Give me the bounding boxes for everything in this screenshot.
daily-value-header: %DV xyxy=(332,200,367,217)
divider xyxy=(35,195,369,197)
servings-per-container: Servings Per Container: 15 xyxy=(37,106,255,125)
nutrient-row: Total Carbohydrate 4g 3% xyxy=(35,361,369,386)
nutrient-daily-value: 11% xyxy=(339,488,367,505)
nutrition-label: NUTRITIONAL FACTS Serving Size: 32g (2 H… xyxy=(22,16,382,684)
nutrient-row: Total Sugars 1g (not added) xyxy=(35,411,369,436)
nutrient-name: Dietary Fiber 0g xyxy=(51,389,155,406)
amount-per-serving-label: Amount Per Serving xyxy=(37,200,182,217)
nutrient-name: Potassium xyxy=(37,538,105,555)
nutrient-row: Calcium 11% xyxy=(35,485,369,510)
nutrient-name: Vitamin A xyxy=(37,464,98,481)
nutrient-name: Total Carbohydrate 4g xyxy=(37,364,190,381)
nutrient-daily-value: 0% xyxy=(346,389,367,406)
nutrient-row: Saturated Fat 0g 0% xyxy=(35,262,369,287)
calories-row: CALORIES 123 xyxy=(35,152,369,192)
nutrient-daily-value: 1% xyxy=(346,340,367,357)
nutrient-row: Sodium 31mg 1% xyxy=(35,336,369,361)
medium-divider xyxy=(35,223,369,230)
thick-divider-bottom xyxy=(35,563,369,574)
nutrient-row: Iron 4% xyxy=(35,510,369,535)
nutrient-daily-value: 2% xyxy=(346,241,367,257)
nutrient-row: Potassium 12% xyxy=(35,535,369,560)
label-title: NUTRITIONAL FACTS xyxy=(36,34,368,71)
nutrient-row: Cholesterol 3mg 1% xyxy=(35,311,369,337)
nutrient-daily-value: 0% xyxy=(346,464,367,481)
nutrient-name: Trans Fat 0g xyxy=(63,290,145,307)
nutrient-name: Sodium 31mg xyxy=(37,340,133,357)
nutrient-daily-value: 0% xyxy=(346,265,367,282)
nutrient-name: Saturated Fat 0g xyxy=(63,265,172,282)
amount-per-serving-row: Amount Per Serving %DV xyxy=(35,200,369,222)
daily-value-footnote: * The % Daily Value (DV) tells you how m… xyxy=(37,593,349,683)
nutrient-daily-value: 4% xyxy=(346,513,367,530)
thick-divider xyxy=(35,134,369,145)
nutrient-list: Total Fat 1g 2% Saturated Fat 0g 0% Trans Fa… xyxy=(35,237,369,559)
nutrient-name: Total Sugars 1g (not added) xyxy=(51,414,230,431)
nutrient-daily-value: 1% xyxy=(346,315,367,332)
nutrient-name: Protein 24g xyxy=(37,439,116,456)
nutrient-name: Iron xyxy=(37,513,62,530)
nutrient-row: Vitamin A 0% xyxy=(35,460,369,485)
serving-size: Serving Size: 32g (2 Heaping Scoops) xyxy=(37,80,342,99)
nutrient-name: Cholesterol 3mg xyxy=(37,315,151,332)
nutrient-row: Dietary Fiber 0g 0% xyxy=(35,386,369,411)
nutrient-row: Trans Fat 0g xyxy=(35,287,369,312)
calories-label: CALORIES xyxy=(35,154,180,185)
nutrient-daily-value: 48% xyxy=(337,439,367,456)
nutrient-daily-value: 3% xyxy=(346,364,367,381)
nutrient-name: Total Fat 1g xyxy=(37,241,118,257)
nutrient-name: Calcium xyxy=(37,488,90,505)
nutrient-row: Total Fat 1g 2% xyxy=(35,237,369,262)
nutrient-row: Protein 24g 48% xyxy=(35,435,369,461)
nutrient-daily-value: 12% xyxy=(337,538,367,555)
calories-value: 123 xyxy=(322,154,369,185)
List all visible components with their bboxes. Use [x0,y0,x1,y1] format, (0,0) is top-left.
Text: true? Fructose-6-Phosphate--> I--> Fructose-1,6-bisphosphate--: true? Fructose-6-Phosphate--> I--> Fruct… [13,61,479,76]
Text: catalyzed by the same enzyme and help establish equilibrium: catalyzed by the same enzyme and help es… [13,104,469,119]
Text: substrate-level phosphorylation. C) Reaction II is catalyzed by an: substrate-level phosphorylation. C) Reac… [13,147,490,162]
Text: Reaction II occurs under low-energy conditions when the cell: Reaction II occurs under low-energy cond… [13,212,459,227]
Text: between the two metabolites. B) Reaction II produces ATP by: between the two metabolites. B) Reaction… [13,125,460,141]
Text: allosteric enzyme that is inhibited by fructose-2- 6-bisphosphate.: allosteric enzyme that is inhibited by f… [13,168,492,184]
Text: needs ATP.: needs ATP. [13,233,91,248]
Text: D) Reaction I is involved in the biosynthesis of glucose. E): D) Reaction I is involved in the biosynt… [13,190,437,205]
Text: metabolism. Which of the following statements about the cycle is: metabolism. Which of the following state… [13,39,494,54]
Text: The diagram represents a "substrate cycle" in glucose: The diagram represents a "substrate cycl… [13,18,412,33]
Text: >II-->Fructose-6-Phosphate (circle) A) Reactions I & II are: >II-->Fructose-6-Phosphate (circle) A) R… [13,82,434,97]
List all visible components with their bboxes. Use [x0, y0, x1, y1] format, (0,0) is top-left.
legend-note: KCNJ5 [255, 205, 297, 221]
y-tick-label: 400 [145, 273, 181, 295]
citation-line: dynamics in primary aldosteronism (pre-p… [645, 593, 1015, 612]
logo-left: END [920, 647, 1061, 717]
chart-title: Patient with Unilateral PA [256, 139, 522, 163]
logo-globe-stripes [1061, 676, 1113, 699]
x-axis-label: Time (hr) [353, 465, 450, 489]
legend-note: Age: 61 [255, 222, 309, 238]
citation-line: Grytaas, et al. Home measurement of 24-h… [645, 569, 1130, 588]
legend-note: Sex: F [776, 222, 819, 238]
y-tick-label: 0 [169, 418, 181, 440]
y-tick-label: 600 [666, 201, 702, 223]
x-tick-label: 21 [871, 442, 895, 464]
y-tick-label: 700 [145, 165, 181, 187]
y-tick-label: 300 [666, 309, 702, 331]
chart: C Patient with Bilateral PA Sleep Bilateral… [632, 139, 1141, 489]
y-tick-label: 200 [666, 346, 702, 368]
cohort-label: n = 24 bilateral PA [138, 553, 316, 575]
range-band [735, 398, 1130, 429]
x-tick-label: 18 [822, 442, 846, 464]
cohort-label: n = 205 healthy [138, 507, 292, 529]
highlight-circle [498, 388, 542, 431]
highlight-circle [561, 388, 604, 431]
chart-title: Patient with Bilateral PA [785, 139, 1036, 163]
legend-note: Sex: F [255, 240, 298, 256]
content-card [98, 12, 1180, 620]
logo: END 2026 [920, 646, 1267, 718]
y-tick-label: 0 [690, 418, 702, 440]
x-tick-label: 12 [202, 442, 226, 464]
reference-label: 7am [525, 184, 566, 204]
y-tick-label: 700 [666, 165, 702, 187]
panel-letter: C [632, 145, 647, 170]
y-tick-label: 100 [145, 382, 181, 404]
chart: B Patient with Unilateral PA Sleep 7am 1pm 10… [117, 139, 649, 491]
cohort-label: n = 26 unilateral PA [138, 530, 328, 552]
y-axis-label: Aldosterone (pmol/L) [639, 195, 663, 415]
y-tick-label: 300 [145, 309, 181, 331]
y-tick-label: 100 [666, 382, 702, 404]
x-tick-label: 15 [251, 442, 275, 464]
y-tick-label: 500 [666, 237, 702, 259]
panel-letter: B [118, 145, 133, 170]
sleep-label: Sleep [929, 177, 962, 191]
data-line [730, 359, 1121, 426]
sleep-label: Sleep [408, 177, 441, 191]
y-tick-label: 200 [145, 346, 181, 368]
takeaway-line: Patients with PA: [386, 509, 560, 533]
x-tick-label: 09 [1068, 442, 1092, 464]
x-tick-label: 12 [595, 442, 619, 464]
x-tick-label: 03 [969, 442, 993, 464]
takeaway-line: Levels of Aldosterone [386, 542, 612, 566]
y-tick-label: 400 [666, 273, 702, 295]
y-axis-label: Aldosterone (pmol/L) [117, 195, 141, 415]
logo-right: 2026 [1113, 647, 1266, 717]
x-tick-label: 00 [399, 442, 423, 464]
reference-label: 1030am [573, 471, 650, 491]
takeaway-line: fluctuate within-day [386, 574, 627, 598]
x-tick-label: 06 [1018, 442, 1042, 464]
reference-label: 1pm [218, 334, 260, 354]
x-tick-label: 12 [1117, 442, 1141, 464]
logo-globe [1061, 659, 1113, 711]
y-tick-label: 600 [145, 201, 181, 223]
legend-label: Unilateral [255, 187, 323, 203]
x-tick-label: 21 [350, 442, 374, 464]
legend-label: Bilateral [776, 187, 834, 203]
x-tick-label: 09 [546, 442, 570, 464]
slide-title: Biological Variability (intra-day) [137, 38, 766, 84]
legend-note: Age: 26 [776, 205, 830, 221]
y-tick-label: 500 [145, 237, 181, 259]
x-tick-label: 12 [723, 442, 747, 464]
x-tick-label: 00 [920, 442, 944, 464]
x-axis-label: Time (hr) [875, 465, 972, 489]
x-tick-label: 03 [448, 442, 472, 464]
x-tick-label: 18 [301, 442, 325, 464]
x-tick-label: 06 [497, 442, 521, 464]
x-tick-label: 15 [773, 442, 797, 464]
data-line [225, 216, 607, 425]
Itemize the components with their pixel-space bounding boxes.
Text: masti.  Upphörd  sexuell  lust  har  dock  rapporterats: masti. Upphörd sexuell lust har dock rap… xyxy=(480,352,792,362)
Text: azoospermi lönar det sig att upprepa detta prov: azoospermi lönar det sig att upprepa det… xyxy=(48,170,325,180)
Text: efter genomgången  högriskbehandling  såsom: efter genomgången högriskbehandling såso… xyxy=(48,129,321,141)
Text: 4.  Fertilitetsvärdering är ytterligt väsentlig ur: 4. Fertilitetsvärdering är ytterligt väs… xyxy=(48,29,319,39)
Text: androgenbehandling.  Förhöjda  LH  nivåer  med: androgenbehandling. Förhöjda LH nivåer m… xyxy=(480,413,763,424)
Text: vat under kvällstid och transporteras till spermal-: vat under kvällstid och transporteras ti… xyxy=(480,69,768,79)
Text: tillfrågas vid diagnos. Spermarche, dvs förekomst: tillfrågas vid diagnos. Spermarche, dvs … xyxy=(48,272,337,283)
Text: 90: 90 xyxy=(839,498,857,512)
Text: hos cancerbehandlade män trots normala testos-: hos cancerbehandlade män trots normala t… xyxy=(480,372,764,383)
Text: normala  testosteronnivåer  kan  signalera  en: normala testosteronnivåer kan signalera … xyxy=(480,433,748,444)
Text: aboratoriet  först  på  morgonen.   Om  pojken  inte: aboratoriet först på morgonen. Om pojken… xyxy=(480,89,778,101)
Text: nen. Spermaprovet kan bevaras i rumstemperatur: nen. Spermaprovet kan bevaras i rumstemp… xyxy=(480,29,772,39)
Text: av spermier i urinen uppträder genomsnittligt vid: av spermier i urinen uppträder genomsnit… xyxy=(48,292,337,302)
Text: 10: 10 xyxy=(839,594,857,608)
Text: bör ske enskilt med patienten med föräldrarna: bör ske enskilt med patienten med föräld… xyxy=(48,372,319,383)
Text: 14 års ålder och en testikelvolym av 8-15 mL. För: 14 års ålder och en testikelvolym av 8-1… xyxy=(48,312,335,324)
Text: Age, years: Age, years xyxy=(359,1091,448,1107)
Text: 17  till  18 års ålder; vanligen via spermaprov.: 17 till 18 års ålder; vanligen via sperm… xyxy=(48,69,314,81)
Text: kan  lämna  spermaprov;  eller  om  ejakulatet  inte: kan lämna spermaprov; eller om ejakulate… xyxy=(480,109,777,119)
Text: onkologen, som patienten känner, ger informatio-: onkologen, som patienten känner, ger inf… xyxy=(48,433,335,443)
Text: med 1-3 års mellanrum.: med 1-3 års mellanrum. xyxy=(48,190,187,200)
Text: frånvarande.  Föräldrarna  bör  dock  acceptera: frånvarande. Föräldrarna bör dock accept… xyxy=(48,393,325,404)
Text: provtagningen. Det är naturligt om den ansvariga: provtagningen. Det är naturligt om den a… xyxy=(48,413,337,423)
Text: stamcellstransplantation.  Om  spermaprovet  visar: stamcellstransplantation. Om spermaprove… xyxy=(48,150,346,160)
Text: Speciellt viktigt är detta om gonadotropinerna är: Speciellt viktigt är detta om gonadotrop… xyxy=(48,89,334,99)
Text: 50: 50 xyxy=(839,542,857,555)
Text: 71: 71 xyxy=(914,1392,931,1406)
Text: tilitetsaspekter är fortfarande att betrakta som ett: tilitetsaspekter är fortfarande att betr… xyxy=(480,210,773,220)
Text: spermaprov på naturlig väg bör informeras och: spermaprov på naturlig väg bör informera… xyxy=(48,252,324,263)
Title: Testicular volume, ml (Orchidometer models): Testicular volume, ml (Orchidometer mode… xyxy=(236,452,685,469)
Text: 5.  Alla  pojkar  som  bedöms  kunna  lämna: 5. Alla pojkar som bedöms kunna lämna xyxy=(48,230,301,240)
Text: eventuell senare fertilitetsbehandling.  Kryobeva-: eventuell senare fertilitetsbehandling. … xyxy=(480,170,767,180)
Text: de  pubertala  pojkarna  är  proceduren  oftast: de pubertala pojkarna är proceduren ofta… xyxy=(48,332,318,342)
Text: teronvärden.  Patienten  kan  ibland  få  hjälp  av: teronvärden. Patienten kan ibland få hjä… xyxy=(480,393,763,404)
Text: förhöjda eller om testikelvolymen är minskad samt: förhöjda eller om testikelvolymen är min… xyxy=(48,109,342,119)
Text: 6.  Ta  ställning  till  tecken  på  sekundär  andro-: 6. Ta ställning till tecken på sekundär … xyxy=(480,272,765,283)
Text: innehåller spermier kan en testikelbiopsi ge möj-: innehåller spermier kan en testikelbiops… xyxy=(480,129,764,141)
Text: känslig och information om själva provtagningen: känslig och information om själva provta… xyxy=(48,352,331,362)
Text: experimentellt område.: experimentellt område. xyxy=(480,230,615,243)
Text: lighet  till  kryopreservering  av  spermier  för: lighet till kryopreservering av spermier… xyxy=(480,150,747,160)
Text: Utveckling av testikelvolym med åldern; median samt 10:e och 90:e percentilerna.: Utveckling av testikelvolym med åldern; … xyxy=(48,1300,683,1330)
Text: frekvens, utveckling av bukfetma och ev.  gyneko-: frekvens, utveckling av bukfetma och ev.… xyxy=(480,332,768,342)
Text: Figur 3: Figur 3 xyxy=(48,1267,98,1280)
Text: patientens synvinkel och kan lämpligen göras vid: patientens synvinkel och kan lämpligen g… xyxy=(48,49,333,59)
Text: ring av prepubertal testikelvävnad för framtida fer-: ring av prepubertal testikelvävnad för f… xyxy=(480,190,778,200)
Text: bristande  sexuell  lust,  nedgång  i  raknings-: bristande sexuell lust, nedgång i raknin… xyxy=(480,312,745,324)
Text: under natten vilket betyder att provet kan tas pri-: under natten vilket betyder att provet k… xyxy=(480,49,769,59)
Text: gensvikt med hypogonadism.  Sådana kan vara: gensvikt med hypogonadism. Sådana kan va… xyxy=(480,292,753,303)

****************

Every line in the data that holds the string "Amount" should be copied.

amount-per-serving-label: Amount Per Serving xyxy=(37,200,182,217)
amount-per-serving-row: Amount Per Serving %DV xyxy=(35,200,369,222)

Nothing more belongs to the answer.